(Dataset rows about figures)
┏━━

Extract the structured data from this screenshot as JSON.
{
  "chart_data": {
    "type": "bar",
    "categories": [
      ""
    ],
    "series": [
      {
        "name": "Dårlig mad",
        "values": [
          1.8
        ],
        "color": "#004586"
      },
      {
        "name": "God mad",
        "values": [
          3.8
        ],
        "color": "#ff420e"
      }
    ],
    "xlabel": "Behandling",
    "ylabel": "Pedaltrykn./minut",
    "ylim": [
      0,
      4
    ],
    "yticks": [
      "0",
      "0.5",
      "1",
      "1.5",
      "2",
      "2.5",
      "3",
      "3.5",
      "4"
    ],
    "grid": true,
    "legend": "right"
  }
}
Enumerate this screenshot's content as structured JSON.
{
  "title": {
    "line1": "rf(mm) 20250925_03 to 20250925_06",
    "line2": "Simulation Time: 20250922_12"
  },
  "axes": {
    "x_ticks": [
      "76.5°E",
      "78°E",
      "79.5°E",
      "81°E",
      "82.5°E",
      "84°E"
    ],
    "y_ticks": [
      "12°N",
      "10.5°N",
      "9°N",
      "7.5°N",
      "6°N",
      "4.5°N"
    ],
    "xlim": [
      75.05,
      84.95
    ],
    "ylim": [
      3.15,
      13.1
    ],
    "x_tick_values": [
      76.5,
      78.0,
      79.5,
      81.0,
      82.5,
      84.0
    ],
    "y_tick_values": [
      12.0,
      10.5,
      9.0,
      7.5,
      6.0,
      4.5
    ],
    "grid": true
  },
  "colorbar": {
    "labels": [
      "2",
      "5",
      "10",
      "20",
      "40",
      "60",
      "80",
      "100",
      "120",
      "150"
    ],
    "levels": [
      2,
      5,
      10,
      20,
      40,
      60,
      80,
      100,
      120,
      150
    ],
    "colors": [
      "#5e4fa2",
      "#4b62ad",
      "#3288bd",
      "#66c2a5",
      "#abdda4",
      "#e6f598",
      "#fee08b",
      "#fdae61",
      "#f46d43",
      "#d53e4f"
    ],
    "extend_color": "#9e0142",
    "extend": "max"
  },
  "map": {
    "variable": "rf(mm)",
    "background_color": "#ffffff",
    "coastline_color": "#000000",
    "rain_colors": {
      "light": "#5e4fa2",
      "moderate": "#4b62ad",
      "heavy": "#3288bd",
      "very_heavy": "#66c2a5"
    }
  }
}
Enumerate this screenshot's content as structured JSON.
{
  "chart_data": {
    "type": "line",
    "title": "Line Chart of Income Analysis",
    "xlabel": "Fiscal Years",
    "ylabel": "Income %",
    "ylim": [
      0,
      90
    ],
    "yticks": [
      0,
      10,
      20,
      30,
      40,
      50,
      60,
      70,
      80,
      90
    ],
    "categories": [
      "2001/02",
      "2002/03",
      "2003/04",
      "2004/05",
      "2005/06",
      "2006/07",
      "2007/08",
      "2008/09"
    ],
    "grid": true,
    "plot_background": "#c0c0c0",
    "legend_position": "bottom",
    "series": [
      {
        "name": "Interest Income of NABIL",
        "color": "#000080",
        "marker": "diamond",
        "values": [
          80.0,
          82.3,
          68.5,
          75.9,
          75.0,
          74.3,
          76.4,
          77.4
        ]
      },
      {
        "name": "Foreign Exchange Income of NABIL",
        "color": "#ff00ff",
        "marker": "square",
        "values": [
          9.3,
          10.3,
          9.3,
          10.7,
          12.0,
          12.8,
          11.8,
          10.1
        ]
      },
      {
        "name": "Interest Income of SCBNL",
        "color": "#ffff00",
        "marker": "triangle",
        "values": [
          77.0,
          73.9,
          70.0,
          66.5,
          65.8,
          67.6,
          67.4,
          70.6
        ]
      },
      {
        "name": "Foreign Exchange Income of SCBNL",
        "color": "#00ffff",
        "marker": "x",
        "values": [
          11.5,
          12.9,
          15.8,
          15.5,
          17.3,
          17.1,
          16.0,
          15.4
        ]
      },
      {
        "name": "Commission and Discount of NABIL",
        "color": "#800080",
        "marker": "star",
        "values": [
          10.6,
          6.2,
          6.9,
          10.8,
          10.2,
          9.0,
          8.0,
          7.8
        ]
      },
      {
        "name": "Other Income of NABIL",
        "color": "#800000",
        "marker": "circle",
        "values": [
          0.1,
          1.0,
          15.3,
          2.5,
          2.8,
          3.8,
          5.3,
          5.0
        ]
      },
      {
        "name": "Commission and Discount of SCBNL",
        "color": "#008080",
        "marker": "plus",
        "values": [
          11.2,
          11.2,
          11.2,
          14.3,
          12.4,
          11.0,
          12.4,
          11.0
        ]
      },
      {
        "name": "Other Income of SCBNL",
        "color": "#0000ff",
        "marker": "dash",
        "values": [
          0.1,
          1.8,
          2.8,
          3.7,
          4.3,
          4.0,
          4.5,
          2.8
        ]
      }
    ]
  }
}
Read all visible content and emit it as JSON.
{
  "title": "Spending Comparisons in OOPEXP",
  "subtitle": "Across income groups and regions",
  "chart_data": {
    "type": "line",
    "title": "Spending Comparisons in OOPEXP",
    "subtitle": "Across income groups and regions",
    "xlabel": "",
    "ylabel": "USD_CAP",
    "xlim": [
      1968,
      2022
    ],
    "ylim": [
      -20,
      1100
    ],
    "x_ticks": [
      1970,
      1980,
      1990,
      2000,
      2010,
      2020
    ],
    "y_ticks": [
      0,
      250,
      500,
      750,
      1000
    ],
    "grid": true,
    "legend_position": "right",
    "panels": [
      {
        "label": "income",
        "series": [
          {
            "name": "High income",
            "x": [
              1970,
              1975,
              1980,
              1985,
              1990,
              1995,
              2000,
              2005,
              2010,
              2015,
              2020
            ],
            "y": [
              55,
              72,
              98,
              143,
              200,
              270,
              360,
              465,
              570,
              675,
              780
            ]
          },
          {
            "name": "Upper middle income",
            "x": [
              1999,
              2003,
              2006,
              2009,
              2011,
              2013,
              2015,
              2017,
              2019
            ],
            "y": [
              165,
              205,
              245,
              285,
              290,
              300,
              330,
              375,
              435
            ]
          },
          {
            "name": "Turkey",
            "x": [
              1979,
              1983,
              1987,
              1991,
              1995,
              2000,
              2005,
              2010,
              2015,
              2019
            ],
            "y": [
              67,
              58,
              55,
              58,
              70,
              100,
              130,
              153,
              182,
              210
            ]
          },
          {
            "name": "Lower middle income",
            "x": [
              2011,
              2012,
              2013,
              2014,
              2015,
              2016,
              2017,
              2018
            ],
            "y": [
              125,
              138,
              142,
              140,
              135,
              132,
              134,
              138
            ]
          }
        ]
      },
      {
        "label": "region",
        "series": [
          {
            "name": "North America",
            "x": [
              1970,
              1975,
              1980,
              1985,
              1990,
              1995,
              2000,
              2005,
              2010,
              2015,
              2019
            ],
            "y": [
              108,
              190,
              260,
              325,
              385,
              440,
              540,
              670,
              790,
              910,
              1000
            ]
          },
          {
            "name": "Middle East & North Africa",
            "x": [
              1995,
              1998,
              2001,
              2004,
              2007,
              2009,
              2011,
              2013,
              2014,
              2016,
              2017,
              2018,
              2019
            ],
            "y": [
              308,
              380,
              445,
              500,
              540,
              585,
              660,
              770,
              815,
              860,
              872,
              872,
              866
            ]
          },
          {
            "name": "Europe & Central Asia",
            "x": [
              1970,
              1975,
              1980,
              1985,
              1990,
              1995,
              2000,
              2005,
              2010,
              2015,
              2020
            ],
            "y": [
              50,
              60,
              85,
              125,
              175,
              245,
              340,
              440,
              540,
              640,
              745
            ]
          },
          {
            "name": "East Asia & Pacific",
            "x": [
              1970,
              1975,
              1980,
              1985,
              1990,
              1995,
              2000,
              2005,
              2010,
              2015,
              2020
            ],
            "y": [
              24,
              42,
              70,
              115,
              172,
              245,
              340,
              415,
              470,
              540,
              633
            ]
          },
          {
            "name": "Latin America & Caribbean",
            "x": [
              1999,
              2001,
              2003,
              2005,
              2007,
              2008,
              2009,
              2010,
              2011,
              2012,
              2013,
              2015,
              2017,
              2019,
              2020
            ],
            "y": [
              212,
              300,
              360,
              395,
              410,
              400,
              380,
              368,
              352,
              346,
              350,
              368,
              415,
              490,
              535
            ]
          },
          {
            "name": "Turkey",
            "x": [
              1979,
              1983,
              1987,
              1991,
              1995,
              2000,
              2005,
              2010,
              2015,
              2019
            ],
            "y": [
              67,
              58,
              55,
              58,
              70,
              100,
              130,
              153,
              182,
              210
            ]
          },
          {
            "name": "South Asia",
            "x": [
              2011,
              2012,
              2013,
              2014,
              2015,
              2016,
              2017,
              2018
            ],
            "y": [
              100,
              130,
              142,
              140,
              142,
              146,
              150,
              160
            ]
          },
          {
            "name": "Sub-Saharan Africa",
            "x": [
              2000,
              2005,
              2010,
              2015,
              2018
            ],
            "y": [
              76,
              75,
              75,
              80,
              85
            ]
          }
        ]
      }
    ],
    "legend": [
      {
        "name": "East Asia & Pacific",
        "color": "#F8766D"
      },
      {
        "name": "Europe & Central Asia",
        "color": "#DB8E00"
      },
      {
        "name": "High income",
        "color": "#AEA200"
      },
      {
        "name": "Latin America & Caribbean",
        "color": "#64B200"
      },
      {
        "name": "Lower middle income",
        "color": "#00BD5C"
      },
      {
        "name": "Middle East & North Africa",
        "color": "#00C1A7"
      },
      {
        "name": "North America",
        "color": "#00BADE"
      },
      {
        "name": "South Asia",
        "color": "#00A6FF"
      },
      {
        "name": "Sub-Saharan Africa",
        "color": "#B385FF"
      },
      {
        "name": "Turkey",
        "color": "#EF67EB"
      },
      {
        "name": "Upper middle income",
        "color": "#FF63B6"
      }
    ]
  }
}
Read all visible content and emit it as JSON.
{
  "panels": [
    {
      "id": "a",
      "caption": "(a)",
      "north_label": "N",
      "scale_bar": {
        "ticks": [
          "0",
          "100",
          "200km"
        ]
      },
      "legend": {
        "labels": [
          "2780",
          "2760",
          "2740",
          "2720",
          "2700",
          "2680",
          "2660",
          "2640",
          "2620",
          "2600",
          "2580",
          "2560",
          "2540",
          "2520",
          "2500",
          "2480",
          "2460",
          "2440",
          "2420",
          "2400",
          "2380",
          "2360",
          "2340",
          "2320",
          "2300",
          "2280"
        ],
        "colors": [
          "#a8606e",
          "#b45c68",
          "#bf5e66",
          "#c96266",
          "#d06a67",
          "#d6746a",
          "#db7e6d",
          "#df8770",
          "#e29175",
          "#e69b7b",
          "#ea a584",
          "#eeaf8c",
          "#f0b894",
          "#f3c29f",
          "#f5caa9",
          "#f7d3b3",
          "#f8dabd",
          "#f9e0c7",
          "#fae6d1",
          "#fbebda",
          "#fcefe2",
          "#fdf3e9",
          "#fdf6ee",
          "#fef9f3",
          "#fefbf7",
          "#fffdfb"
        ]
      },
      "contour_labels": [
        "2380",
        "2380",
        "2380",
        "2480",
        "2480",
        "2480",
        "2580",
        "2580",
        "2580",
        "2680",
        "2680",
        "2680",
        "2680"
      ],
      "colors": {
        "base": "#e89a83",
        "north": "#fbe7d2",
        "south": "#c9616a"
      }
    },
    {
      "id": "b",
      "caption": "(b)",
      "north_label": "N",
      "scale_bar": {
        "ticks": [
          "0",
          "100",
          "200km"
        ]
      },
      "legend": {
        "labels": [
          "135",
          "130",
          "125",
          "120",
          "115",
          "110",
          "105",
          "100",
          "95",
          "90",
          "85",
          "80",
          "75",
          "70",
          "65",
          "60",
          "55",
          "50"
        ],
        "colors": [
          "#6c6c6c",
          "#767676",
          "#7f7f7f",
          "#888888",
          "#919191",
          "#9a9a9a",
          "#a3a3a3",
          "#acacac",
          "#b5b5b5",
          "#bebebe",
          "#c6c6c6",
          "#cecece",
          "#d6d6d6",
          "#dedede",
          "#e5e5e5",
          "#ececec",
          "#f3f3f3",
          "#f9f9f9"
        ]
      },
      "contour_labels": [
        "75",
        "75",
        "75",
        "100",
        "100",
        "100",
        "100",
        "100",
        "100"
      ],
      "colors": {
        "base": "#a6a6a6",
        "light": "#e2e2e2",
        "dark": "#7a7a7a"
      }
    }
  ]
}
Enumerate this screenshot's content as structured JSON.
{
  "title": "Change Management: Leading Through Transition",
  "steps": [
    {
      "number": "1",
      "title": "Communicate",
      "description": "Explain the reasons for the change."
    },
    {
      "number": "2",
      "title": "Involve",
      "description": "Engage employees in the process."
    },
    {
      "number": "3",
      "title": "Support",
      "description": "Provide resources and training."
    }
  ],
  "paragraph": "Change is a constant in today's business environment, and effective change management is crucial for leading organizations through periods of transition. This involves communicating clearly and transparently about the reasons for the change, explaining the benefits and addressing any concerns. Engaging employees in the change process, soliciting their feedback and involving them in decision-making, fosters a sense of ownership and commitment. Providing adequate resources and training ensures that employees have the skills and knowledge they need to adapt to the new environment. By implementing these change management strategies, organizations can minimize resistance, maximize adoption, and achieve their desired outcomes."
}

┗━━

## Exercise task
Determine how many lines include the string "Interest". Give no answer but the number.

## Full solution
2